● **Problem description**
From the listing below, pick out each line with the word "name".

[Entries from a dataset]
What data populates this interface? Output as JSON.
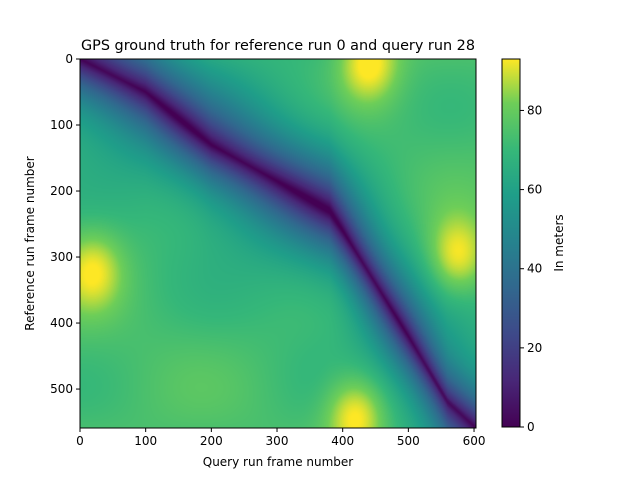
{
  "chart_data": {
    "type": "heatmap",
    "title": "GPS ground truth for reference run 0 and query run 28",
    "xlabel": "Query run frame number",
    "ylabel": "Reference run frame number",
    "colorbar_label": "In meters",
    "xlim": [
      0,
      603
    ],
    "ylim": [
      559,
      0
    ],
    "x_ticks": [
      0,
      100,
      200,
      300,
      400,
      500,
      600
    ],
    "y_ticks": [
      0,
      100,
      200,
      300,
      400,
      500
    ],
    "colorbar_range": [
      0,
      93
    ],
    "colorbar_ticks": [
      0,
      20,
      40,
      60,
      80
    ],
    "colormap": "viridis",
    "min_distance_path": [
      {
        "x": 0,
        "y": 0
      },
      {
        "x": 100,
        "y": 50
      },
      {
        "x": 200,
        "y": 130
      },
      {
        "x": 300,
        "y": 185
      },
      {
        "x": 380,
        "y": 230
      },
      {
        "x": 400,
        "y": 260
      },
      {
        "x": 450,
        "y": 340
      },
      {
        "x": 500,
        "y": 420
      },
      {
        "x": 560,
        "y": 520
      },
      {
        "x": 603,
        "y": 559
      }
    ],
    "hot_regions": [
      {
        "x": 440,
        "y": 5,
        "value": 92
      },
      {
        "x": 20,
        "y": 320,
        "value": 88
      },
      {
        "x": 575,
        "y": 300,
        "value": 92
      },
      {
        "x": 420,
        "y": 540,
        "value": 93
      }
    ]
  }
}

---

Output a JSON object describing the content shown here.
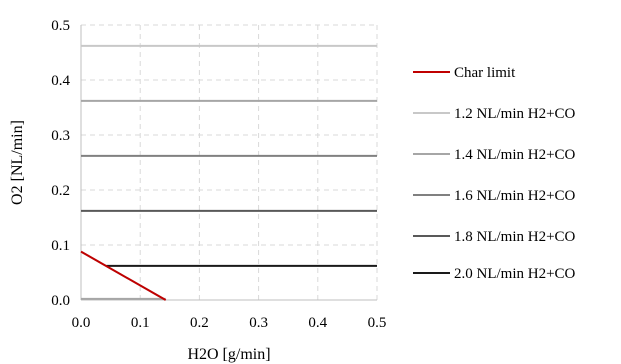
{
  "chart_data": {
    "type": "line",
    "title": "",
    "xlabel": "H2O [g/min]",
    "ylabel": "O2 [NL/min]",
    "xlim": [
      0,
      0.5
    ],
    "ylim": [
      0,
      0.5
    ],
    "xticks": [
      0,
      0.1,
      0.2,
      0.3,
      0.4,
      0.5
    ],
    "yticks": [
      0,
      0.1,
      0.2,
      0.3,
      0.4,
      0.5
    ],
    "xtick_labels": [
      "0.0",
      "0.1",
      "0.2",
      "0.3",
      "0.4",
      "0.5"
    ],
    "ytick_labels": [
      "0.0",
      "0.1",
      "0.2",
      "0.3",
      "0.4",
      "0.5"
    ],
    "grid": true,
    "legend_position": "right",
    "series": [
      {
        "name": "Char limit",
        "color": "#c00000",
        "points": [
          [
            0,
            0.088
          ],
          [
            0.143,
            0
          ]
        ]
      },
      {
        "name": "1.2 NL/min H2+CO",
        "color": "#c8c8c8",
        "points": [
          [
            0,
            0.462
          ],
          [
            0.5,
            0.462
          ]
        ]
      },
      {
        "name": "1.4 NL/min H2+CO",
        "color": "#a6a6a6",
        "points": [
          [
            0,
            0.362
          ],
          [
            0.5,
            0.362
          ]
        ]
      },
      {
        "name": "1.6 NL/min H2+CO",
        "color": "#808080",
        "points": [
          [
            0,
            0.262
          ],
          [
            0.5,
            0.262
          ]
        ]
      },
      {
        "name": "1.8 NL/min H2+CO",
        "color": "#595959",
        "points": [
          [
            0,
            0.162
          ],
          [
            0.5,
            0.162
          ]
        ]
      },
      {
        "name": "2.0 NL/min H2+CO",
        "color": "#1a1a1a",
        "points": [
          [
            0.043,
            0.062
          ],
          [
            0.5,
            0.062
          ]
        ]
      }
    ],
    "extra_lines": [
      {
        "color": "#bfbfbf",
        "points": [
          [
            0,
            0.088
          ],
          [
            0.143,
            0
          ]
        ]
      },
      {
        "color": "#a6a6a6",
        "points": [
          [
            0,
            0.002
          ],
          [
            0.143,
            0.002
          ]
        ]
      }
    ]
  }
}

● **Result**
        "name": "Char limit",
        "name": "1.2 NL/min H2+CO",
        "name": "1.4 NL/min H2+CO",
        "name": "1.6 NL/min H2+CO",
        "name": "1.8 NL/min H2+CO",
        "name": "2.0 NL/min H2+CO",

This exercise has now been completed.